• [SUPPLIED MATERIAL]
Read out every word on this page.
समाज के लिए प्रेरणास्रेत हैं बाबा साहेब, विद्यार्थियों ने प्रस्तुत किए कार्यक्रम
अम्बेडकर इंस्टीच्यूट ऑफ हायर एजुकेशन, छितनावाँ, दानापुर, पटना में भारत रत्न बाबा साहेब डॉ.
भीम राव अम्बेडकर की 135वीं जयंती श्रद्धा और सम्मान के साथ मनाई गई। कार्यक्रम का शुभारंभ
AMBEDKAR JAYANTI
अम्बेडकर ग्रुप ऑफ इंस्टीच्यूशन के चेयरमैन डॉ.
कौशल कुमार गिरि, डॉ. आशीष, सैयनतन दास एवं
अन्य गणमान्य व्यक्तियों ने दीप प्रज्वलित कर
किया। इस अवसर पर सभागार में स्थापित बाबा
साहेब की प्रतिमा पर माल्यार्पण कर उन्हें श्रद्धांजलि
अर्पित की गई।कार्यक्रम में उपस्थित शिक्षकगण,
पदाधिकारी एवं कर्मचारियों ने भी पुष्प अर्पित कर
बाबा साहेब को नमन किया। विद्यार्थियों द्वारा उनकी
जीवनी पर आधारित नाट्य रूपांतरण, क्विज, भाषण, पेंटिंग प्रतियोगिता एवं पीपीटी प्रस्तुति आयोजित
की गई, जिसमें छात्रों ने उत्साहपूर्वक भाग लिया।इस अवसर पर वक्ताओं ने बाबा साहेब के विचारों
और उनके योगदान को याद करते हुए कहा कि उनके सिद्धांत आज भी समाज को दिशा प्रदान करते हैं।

• [GIVEN TASK] Return the full listing, character for character.

• [IN RESPONSE]
Read out every word on this page.
समाज के लिए प्रेरणास्रेत हैं बाबा साहेब, विद्यार्थियों ने प्रस्तुत किए कार्यक्रम
अम्बेडकर इंस्टीच्यूट ऑफ हायर एजुकेशन, छितनावाँ, दानापुर, पटना में भारत रत्न बाबा साहेब डॉ.
भीम राव अम्बेडकर की 135वीं जयंती श्रद्धा और सम्मान के साथ मनाई गई। कार्यक्रम का शुभारंभ
AMBEDKAR JAYANTI
अम्बेडकर ग्रुप ऑफ इंस्टीच्यूशन के चेयरमैन डॉ.
कौशल कुमार गिरि, डॉ. आशीष, सैयनतन दास एवं
अन्य गणमान्य व्यक्तियों ने दीप प्रज्वलित कर
किया। इस अवसर पर सभागार में स्थापित बाबा
साहेब की प्रतिमा पर माल्यार्पण कर उन्हें श्रद्धांजलि
अर्पित की गई।कार्यक्रम में उपस्थित शिक्षकगण,
पदाधिकारी एवं कर्मचारियों ने भी पुष्प अर्पित कर
बाबा साहेब को नमन किया। विद्यार्थियों द्वारा उनकी
जीवनी पर आधारित नाट्य रूपांतरण, क्विज, भाषण, पेंटिंग प्रतियोगिता एवं पीपीटी प्रस्तुति आयोजित
की गई, जिसमें छात्रों ने उत्साहपूर्वक भाग लिया।इस अवसर पर वक्ताओं ने बाबा साहेब के विचारों
और उनके योगदान को याद करते हुए कहा कि उनके सिद्धांत आज भी समाज को दिशा प्रदान करते हैं।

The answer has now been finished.